Check every line of the entries for "strains", and copy the lines that hold it.

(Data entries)

# # # # # # #

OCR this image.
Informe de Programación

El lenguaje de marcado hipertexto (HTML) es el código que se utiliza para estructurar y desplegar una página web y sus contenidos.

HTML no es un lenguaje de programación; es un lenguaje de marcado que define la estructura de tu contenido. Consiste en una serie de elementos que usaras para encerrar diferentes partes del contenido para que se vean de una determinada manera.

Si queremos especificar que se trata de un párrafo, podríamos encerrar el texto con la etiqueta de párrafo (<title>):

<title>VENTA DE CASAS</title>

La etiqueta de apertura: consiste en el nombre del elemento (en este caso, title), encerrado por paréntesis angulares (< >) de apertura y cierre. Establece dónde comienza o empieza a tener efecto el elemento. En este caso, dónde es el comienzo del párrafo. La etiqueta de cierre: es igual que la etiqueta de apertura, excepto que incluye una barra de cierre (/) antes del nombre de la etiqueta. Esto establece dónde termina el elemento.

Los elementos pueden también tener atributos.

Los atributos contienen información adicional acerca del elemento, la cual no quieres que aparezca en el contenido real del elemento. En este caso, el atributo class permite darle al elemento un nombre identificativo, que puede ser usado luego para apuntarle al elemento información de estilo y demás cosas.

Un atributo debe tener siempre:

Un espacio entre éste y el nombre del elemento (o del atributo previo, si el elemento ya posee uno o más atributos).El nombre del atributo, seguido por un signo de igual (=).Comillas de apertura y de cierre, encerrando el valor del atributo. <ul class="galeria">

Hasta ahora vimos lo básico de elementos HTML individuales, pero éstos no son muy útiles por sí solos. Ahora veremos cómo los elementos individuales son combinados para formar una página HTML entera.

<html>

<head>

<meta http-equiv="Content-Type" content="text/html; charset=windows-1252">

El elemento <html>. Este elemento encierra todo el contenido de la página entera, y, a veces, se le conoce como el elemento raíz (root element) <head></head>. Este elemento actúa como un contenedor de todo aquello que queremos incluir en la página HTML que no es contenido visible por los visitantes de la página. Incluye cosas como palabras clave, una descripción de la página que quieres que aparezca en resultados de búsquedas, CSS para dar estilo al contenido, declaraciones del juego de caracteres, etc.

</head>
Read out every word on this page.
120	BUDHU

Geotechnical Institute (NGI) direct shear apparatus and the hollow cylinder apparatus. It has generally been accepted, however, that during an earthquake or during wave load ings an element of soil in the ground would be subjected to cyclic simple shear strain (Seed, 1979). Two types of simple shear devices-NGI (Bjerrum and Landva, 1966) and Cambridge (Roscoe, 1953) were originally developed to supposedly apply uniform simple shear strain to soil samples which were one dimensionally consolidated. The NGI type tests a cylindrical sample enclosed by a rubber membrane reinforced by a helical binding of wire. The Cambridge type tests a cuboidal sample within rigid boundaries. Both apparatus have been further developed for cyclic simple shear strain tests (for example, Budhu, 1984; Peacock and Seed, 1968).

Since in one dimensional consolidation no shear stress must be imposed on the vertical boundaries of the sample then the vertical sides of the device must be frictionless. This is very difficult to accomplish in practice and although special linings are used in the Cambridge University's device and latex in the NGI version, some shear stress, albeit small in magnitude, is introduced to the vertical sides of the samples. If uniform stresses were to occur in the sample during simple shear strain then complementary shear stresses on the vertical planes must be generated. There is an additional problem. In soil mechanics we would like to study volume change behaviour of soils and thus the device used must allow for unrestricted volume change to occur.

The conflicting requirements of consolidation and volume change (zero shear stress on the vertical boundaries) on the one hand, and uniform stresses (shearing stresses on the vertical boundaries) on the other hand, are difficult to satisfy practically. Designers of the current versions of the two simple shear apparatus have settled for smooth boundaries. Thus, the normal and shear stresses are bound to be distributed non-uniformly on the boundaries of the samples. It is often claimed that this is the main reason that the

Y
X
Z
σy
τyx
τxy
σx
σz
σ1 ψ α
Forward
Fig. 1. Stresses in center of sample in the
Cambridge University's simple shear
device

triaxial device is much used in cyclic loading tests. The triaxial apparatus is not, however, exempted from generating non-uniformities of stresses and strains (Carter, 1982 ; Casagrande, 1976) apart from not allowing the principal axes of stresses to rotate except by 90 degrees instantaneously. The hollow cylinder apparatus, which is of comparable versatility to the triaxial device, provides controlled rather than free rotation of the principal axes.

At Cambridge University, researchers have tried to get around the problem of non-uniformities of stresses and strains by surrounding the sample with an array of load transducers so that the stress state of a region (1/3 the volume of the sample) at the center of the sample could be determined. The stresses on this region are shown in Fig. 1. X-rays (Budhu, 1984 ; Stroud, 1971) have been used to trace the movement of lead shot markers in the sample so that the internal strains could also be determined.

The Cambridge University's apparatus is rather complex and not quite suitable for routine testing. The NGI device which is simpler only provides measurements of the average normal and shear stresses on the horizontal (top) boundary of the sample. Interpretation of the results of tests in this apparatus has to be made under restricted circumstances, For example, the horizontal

# # # # # # #

Answer to this problem »
triaxial device is much used in cyclic loading tests. The triaxial apparatus is not, however, exempted from generating non-uniformities of stresses and strains (Carter, 1982 ; Casagrande, 1976) apart from not allowing the principal axes of stresses to rotate except by 90 degrees instantaneously. The hollow cylinder apparatus, which is of comparable versatility to the triaxial device, provides controlled rather than free rotation of the principal axes.
At Cambridge University, researchers have tried to get around the problem of non-uniformities of stresses and strains by surrounding the sample with an array of load transducers so that the stress state of a region (1/3 the volume of the sample) at the center of the sample could be determined. The stresses on this region are shown in Fig. 1. X-rays (Budhu, 1984 ; Stroud, 1971) have been used to trace the movement of lead shot markers in the sample so that the internal strains could also be determined.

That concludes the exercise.